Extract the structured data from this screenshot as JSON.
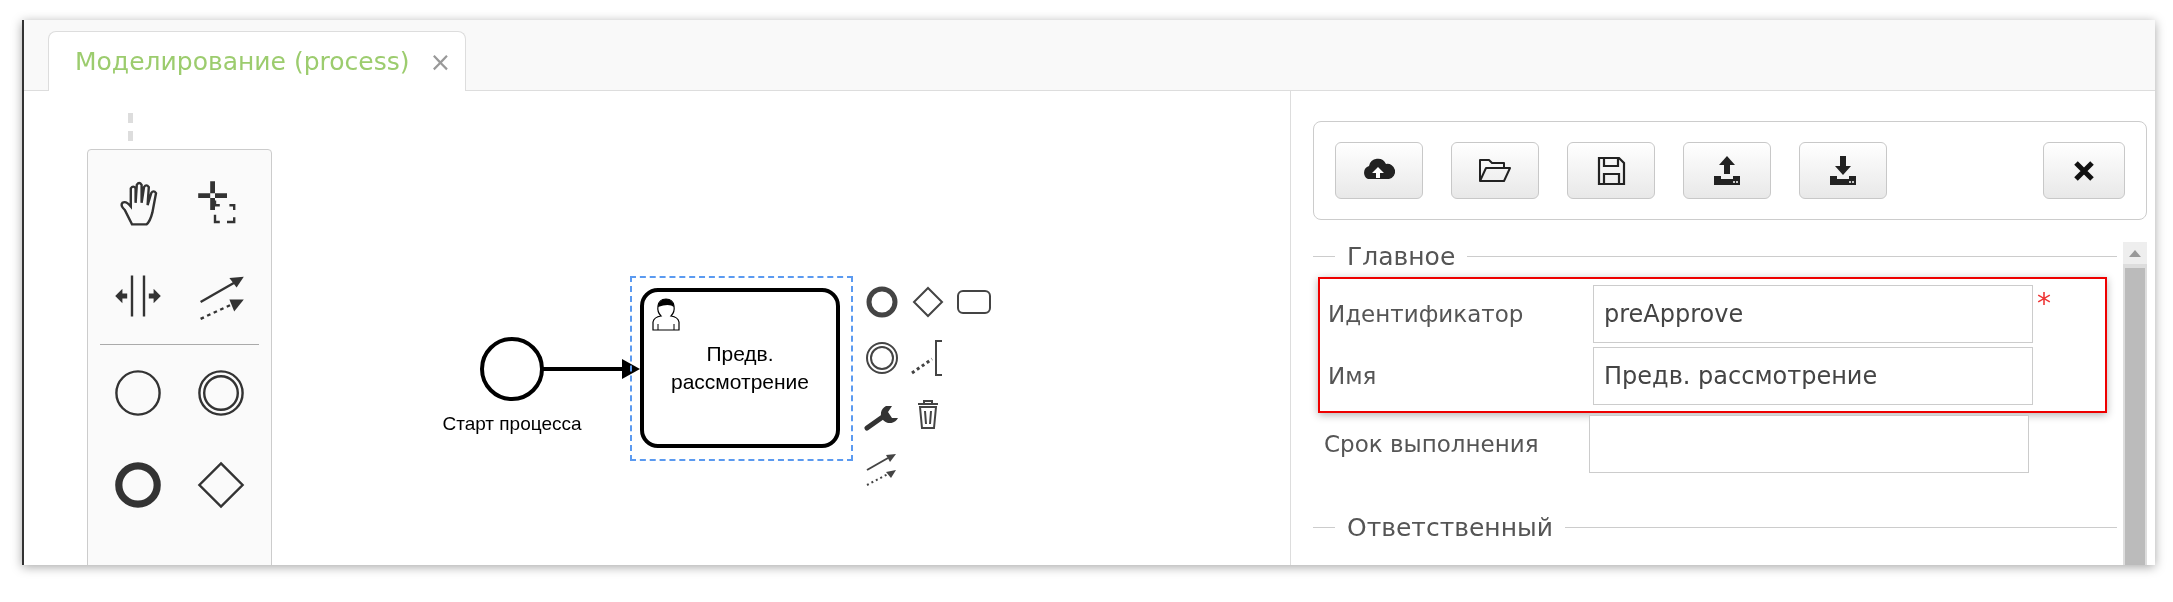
{
  "tab": {
    "title": "Моделирование (process)",
    "close": "×",
    "selected": true
  },
  "diagram": {
    "start_event": {
      "label": "Старт процесса"
    },
    "task": {
      "label": "Предв. рассмотрение",
      "selected": true
    }
  },
  "required_mark": "*",
  "sections": [
    {
      "title": "Главное",
      "fields": [
        {
          "label": "Идентификатор",
          "value": "preApprove",
          "required": true,
          "highlighted": true
        },
        {
          "label": "Имя",
          "value": "Предв. рассмотрение",
          "required": false,
          "highlighted": true
        },
        {
          "label": "Срок выполнения",
          "required": false,
          "highlighted": false
        }
      ]
    },
    {
      "title": "Ответственный"
    }
  ]
}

★ ★ ★ ★ ★ ★ ★

▶ _PROBLEM DETAILS_:
Copy out each record shown above without alteration, skipping any picture.

▶ _RESULT_:
Extract the structured data from this screenshot as JSON.
{
  "tab": {
    "title": "Моделирование (process)",
    "close": "×",
    "selected": true
  },
  "diagram": {
    "start_event": {
      "label": "Старт процесса"
    },
    "task": {
      "label": "Предв. рассмотрение",
      "selected": true
    }
  },
  "required_mark": "*",
  "sections": [
    {
      "title": "Главное",
      "fields": [
        {
          "label": "Идентификатор",
          "value": "preApprove",
          "required": true,
          "highlighted": true
        },
        {
          "label": "Имя",
          "value": "Предв. рассмотрение",
          "required": false,
          "highlighted": true
        },
        {
          "label": "Срок выполнения",
          "required": false,
          "highlighted": false
        }
      ]
    },
    {
      "title": "Ответственный"
    }
  ]
}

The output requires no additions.